• What to work on
From the listing below, count the lines where the string "screenshot" occurs. Give the number, with no other words.

• Supplied information
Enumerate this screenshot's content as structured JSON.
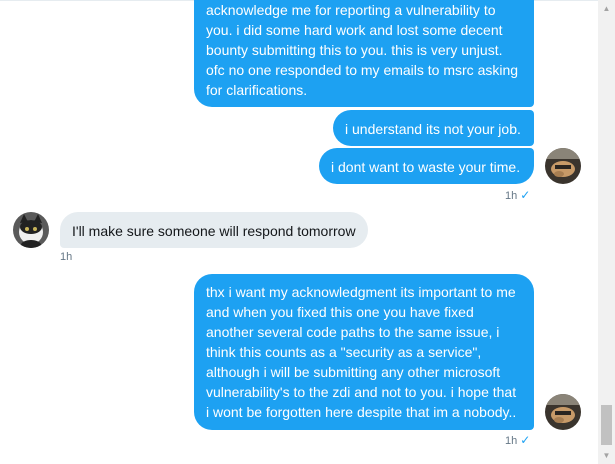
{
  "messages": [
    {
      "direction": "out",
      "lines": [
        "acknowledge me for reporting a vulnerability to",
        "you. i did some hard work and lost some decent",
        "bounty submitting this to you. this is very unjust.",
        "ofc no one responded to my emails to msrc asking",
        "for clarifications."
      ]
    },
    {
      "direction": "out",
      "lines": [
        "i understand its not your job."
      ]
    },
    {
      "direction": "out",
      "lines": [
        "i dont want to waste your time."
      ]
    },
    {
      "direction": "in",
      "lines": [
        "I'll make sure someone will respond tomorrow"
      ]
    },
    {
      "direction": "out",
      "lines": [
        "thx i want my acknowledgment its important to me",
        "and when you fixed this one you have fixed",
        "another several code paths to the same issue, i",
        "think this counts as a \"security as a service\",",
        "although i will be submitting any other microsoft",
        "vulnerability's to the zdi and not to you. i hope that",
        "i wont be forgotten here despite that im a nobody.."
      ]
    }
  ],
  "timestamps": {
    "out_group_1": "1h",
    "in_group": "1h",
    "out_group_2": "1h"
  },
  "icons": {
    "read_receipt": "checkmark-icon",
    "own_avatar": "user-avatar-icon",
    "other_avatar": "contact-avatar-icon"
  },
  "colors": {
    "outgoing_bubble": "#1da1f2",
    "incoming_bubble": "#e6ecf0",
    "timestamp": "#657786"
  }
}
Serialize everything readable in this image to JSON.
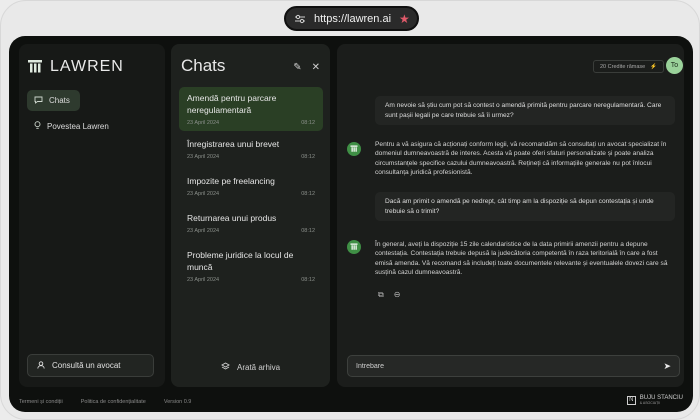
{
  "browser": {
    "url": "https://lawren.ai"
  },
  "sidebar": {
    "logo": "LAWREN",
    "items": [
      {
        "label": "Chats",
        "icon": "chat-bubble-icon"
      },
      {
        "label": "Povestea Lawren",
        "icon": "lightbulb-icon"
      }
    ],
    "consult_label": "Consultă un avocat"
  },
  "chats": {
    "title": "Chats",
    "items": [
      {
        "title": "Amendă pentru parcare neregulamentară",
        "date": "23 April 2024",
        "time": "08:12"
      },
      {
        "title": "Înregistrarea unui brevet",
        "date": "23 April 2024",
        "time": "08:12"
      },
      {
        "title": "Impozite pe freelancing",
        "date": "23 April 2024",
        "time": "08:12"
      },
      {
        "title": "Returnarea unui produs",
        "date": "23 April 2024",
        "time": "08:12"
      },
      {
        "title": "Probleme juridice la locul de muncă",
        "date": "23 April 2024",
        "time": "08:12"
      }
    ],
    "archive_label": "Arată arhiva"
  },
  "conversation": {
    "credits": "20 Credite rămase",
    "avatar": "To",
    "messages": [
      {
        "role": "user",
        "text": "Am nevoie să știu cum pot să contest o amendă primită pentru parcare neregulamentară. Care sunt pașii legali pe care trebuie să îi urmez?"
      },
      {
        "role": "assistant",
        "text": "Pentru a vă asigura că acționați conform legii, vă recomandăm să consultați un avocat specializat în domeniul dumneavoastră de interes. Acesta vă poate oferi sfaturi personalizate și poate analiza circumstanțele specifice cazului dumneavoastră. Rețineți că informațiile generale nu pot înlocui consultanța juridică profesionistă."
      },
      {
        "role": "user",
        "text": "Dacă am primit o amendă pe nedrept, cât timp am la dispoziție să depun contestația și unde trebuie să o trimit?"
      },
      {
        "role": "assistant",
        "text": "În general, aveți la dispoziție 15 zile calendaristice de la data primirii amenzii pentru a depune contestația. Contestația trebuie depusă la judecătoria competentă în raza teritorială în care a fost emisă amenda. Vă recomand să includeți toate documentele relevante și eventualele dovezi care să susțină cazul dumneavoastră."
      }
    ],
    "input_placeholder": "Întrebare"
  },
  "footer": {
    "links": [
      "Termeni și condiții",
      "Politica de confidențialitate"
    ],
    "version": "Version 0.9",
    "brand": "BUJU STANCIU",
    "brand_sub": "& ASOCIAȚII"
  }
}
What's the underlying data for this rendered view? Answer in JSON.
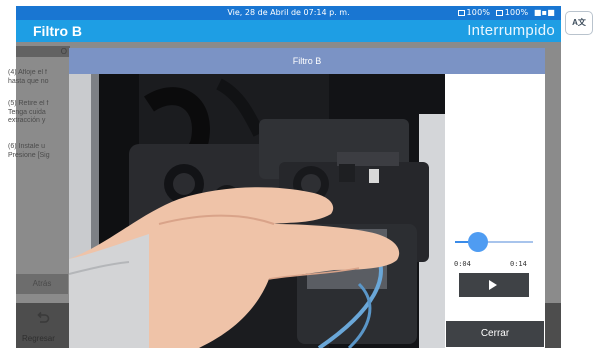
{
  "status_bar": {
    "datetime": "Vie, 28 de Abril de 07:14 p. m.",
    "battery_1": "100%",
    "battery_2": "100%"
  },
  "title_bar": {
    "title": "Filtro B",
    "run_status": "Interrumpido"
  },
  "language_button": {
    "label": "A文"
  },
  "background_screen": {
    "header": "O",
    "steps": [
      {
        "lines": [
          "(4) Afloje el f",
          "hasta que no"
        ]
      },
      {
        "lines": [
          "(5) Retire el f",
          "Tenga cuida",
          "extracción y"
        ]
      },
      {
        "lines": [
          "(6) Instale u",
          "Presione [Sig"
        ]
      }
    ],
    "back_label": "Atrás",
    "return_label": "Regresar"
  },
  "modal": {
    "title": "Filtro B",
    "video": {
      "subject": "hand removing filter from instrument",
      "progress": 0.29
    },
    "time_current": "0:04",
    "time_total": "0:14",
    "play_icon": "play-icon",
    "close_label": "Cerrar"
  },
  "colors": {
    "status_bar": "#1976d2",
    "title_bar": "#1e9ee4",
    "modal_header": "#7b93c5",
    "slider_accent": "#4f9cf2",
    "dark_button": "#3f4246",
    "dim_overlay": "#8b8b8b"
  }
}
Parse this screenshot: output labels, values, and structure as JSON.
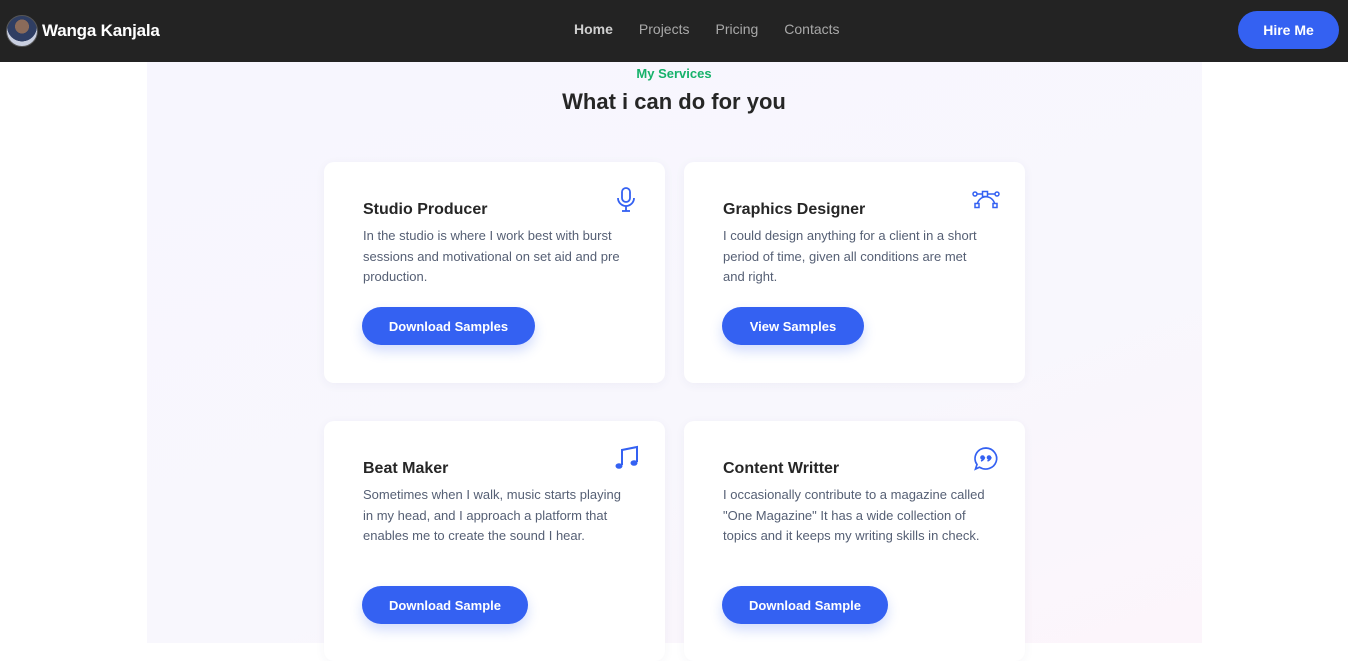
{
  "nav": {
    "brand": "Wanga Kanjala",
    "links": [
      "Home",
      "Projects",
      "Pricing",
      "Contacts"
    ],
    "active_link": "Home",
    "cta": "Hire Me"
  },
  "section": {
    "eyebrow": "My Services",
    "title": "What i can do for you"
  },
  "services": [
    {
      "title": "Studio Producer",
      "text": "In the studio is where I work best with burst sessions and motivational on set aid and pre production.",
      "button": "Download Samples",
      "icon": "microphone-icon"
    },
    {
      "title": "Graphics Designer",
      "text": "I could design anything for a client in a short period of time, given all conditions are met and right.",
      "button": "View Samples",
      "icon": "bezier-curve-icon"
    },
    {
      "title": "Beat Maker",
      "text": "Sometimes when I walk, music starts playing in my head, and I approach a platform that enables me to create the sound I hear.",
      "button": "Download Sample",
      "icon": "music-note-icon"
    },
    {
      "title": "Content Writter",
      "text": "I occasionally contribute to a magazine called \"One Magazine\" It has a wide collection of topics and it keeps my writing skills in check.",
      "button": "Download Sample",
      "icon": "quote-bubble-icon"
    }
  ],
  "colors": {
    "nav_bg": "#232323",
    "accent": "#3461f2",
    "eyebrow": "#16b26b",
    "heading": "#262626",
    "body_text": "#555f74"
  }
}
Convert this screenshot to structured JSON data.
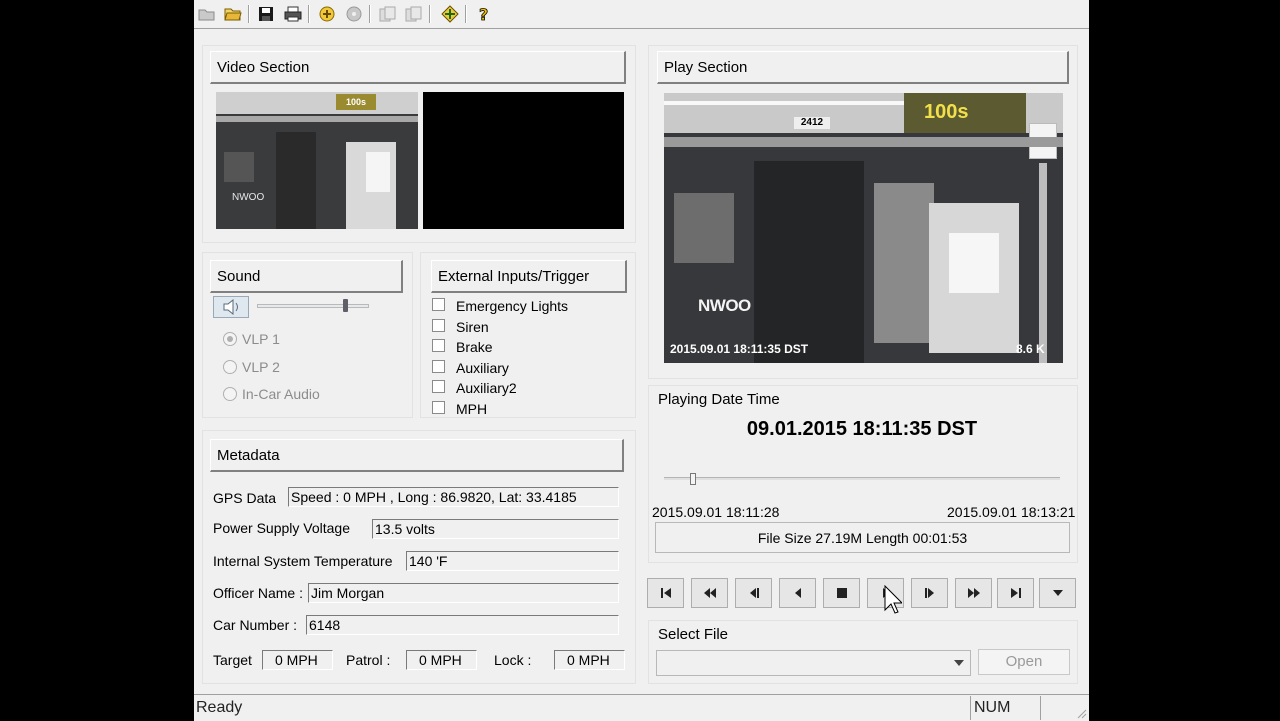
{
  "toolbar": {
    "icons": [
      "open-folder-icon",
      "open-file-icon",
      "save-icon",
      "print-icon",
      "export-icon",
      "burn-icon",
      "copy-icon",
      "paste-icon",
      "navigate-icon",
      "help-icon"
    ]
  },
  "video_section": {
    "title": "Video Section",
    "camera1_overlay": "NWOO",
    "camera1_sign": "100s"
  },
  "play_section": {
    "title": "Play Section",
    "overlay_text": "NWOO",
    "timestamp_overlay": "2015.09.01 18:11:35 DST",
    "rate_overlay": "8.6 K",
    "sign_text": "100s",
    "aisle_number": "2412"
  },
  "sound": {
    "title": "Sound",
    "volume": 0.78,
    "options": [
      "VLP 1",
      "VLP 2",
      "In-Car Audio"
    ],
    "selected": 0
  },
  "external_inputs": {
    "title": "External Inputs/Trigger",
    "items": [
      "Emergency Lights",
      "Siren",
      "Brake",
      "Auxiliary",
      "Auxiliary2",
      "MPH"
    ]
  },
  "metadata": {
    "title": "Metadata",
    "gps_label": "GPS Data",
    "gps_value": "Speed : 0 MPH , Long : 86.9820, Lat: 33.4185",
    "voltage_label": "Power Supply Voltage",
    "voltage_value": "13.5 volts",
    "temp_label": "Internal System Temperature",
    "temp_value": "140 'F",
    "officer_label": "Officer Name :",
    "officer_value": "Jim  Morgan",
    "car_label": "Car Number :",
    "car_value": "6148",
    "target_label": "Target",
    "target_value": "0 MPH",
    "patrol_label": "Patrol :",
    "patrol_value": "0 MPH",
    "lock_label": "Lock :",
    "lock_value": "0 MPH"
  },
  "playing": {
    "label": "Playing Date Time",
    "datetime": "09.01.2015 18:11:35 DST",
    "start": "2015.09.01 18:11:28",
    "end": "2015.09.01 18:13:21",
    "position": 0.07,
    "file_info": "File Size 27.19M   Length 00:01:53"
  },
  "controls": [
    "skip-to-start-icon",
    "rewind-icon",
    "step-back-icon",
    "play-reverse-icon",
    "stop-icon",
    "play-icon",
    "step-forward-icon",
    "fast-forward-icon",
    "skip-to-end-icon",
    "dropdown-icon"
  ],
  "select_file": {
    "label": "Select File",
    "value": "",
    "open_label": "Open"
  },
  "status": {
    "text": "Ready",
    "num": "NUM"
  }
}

• Written answer
3